TASK MATERIAL =>
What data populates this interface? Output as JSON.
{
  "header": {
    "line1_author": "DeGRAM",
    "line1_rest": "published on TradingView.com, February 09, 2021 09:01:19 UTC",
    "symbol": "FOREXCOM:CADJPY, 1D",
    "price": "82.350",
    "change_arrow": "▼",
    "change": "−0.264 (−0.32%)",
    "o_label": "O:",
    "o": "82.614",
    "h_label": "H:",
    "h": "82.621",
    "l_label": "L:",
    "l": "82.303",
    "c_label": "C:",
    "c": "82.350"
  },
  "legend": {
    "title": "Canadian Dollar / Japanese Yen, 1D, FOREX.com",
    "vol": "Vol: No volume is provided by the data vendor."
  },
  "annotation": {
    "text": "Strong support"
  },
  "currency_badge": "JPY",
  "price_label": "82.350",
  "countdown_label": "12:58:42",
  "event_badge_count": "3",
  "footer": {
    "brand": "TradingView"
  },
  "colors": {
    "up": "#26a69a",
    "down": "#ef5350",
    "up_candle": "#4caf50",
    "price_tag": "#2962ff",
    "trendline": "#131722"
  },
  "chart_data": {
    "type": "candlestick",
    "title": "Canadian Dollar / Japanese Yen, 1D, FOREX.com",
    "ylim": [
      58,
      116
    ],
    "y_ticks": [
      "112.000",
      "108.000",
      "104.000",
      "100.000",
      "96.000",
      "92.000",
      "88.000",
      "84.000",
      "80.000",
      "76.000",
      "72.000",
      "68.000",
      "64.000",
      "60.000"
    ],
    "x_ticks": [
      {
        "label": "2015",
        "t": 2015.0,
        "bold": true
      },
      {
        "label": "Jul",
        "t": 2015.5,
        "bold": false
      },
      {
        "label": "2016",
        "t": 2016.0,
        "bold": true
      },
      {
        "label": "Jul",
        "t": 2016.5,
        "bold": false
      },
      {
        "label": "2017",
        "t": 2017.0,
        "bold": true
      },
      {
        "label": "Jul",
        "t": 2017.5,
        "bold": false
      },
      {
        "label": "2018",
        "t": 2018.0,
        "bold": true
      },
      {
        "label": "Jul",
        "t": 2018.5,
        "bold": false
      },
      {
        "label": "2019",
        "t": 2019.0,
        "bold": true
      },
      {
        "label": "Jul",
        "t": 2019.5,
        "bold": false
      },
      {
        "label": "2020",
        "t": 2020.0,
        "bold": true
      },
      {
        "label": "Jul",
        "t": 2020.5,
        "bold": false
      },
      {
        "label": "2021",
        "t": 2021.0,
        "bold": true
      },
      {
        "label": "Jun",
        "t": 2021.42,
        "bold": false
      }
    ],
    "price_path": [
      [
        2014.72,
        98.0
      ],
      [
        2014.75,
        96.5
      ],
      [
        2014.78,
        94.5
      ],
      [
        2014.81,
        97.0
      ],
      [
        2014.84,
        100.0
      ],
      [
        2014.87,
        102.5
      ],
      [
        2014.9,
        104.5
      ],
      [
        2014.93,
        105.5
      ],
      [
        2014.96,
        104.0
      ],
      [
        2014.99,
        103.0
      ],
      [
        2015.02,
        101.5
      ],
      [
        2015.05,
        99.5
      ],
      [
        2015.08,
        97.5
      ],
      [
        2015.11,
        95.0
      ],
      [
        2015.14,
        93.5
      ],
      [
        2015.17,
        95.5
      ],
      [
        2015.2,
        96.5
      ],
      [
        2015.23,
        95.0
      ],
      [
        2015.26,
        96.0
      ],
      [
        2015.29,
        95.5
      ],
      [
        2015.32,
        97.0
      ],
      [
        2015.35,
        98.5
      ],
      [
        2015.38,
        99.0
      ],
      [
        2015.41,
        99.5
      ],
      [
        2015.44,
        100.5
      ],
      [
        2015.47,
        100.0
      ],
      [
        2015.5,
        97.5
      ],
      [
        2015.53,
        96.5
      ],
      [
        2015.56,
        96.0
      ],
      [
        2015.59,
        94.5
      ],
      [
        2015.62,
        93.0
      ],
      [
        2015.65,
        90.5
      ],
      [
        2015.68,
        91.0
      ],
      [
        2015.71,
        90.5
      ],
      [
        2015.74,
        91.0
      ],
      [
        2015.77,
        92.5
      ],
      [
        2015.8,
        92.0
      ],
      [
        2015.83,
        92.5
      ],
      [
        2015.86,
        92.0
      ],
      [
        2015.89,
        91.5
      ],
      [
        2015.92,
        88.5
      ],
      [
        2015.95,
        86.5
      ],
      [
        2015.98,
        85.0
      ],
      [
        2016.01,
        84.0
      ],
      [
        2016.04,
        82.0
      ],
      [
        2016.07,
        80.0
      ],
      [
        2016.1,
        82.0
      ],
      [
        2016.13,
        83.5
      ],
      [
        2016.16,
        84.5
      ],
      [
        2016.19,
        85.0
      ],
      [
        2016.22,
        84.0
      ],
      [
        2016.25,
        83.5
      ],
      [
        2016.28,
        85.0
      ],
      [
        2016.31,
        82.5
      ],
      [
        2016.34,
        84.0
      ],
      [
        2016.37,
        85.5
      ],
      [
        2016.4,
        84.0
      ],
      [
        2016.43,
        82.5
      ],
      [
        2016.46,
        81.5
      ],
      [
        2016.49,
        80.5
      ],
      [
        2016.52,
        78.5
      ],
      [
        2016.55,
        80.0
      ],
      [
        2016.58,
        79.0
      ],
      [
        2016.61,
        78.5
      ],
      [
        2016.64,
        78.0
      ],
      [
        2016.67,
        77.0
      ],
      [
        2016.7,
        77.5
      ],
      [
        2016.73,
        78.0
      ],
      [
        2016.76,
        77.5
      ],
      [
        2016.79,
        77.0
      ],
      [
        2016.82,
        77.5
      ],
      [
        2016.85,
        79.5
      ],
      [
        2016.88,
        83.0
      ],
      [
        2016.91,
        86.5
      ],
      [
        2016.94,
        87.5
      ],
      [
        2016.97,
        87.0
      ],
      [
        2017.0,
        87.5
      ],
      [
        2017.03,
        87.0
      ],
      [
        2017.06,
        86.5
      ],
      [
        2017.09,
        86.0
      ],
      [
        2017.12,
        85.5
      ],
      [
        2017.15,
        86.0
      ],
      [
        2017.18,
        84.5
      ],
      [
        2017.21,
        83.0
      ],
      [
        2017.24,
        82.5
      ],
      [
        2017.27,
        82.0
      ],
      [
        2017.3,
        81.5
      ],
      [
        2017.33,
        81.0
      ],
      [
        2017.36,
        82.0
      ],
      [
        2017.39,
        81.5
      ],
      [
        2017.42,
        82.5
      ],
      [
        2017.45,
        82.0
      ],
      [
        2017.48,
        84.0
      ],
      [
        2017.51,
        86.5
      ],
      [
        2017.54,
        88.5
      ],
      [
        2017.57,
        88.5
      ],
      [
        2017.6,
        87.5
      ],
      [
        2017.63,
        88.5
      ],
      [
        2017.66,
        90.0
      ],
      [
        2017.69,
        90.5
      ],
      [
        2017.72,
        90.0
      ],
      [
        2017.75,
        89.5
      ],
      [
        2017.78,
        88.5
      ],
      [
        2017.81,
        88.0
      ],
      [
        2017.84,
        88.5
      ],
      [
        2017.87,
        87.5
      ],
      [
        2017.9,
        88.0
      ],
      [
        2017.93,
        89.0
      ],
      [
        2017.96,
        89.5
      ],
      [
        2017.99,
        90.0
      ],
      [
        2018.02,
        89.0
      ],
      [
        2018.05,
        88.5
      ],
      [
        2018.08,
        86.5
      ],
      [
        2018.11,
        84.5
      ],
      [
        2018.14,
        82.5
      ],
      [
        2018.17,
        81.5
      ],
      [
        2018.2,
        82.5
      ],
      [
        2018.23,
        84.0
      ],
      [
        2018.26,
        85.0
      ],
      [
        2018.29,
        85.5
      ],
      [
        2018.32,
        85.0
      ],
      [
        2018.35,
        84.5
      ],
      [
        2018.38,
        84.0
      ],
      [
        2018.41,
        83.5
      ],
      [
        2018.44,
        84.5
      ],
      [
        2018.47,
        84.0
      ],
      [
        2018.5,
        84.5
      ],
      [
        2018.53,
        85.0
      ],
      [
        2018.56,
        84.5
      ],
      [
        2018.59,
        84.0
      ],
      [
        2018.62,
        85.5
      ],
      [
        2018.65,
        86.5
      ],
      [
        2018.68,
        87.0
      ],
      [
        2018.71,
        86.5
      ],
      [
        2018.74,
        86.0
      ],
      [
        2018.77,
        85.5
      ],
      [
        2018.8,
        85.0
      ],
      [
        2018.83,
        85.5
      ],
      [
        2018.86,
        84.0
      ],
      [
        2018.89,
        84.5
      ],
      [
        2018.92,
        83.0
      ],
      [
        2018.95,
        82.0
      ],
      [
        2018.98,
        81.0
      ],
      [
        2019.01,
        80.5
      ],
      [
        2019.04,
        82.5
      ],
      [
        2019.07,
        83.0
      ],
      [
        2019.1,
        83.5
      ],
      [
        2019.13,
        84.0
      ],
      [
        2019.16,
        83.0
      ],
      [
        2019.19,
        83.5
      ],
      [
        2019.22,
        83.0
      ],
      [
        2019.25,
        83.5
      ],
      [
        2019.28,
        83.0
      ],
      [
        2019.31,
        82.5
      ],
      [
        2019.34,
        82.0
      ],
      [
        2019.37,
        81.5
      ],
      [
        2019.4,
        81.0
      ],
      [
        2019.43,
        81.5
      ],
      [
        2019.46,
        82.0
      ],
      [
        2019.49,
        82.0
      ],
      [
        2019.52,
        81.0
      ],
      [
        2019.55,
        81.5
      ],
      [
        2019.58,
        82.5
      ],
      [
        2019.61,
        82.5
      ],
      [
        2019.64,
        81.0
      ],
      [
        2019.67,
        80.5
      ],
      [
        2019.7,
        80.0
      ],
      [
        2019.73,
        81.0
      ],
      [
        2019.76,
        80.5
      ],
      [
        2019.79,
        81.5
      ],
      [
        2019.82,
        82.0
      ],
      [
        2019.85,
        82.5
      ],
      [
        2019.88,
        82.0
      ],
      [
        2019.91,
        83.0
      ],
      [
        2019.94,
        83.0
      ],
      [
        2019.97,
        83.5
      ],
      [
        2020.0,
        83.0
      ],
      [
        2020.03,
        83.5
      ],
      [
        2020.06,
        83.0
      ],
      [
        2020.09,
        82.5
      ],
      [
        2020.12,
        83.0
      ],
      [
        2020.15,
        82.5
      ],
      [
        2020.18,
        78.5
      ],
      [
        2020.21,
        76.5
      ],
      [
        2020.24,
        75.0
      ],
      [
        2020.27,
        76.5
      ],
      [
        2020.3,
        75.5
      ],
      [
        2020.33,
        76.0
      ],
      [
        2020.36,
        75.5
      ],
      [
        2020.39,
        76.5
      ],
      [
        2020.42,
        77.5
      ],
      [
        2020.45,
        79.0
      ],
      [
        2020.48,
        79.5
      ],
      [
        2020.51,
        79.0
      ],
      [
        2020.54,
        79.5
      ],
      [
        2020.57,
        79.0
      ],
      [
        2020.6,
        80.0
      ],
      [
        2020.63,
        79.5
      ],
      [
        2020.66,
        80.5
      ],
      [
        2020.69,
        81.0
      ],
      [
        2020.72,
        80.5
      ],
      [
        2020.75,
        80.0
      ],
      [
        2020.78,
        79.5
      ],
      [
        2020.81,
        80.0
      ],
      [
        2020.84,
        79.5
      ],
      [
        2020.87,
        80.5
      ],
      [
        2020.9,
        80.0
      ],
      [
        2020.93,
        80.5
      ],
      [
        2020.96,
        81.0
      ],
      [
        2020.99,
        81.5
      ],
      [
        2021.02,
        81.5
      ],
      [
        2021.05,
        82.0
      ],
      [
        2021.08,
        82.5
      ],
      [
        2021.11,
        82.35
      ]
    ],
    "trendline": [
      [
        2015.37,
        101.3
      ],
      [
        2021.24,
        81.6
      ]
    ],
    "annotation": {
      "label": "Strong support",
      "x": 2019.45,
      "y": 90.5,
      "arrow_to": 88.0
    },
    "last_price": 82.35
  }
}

WHAT TO DO => Of the lines in the data, how many contain the word "Strong"? Provide the number and nothing further.

THE SOLUTION => 2